### PASSAGE PROVIDED

↓

Interfacing ECG Sensor with ATmega2560 Development Board

Introduction

In this guide, we will learn how to interface an ECG (Electrocardiogram) sensor, specifically the AD8232 module, with the ATmega2560 development board. The AD8232 module is a specialized sensor designed to capture and measure electrical signals produced by the heart. By connecting the AD8232 module to the ATmega2560, we can monitor and analyze the ECG signals, enabling applications such as heart rate monitoring, arrhythmia detection, and biofeedback systems.

Problem Statement

The objective of this project is to interface the AD8232 ECG sensor with the ATmega2560 development board and retrieve and process the ECG signals for heart rate monitoring and analysis.

Requirements

To successfully complete this project, you will need the following components:

• ATmega2560 development board.
• AD8232 ECG sensor module.
• Micro USB cable.
• Breadboard.
• Jumper Wires.
• 16X2 LCD

Working

ECG or Electro Cardiography is a method to measure some important parameters of a human heart. It outputs analog values that produce a particular signal that looks as shown below.

Each interval of the signal has an optimal value range, and deviation from that might be linked to a particular disease. Here are the main parts of an ECG signal.

• P wave - It is the trailing wave on the left of the QRS complex.
• QRS complex - It is an impulse generated by ventricular contraction.
• T wave - It is a leading wave right to the QRS complex.
• U wave - It is not always observed due to its low peak value.

There are two placements that can be used-

Circuit Diagram

• Connect the Output pin of sensor to pin number 97, which is on 0th pin of PORT F.
• Similarly, connect LO- and LO+ to pin number 77 and 78 respectively. These pins are connected to pin 0 and 2 of PORT A.
• Finally, connect the power pins of the sensor

Too see the graph we will need to send the ADC values to a serial plotter application . Firstly, download the Better Serial Plotter for Windows from here and for Linux from here.

Code

1. Open VS Code and paste the code into the file named main.c
2. Additionally, add the library for UART from here into the workspace of your project, which along with the main code can be downloaded from here. (You can find main.c file where the main function is implementation)
3. To compile and convert this into hex run the following command in your terminal-

avr-gcc -Wall -g -Os -mmcu=atmega2560 -o ecg_sensor.hex main.c

#define F_CPU 16000000UL
#include <avr/io.h>     //Defines pins, ports, etc.
#include <util/delay.h> //Defines delay functions
#include <stdio.h>      //Defines sprintf function
#include <util/delay.h> //Defines delay functions
#include <stdlib.h>     //Defines dtostrf function
#include <string.h>     //Defines strcat function
#include "uart.c"       //uart header file
float value;            // variable to store ADC value
char data[20];          // buffer for uart output
int i = 0;
static inline void initADC0(void)

↑

Document structure recognition data:
↓

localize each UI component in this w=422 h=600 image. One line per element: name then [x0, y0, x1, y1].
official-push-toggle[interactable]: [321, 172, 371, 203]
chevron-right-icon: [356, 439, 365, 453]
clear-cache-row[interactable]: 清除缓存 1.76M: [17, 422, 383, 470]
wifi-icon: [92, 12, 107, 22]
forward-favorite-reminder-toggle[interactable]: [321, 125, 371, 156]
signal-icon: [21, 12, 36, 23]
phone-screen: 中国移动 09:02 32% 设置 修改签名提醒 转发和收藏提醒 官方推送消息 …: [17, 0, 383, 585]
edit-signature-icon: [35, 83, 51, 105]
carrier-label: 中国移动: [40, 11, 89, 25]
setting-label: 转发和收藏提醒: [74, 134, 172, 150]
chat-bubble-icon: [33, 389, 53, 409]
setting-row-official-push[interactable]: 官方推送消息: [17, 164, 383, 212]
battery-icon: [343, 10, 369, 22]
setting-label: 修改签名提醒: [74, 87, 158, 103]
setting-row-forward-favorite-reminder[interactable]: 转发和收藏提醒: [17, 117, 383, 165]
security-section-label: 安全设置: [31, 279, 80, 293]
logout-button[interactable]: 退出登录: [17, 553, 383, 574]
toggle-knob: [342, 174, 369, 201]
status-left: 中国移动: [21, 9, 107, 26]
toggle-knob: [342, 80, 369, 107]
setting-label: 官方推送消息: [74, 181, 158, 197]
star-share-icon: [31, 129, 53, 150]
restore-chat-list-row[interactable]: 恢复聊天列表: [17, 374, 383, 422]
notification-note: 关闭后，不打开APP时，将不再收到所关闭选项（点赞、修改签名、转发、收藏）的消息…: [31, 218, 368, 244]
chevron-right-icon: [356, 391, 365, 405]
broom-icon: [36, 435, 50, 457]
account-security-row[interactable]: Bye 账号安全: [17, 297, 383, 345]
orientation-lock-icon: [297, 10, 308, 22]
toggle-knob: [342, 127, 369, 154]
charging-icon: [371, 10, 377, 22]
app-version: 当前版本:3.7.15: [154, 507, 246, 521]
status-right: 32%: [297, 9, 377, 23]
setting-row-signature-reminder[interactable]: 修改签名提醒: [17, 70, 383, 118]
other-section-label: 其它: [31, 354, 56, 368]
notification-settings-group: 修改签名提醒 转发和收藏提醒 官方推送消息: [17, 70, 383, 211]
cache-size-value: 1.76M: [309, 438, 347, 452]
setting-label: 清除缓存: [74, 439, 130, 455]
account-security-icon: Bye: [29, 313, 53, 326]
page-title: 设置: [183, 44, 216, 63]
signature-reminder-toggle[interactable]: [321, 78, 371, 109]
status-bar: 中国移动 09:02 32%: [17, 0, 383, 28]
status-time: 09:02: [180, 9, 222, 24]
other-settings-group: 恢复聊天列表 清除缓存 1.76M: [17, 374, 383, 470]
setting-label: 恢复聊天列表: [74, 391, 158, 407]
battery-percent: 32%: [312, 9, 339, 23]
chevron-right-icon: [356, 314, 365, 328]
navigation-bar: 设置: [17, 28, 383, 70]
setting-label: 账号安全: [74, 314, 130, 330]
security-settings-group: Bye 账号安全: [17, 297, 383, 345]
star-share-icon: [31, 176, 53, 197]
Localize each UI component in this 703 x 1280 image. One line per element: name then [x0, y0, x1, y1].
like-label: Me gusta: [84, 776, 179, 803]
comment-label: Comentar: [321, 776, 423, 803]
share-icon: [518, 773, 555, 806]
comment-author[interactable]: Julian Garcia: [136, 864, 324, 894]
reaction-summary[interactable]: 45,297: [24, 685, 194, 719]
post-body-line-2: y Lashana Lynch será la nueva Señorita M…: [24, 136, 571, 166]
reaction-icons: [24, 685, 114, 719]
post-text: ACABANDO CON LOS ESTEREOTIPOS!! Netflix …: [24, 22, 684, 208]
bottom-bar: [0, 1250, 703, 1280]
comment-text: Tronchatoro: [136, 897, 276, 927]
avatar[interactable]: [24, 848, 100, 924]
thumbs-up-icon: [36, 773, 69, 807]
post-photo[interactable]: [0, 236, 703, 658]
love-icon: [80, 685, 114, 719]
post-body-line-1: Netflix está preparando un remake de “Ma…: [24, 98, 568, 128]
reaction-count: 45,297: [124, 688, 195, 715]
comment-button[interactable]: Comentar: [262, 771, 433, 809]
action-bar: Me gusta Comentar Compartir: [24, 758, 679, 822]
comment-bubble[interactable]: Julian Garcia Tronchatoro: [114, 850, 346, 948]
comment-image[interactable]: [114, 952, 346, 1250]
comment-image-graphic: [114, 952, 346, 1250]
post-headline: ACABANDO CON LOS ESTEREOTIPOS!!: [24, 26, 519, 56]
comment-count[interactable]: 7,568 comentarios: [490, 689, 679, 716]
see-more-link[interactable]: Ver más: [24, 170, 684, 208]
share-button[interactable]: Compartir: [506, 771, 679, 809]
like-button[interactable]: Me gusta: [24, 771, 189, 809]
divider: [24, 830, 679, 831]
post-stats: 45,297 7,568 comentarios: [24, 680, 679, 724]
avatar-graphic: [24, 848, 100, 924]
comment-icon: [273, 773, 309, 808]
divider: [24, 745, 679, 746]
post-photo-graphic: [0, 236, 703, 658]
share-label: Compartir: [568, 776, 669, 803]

↑

### WHAT TO PRODUCE
Print the section of the ECG sensor guide above that runs from "In this guide, we" to "monitoring and analysis.", copied word for word.

### RESULT FOR THIS EXERCISE
In this guide, we will learn how to interface an ECG (Electrocardiogram) sensor, specifically the AD8232 module, with the ATmega2560 development board. The AD8232 module is a specialized sensor designed to capture and measure electrical signals produced by the heart. By connecting the AD8232 module to the ATmega2560, we can monitor and analyze the ECG signals, enabling applications such as heart rate monitoring, arrhythmia detection, and biofeedback systems.

Problem Statement

The objective of this project is to interface the AD8232 ECG sensor with the ATmega2560 development board and retrieve and process the ECG signals for heart rate monitoring and analysis.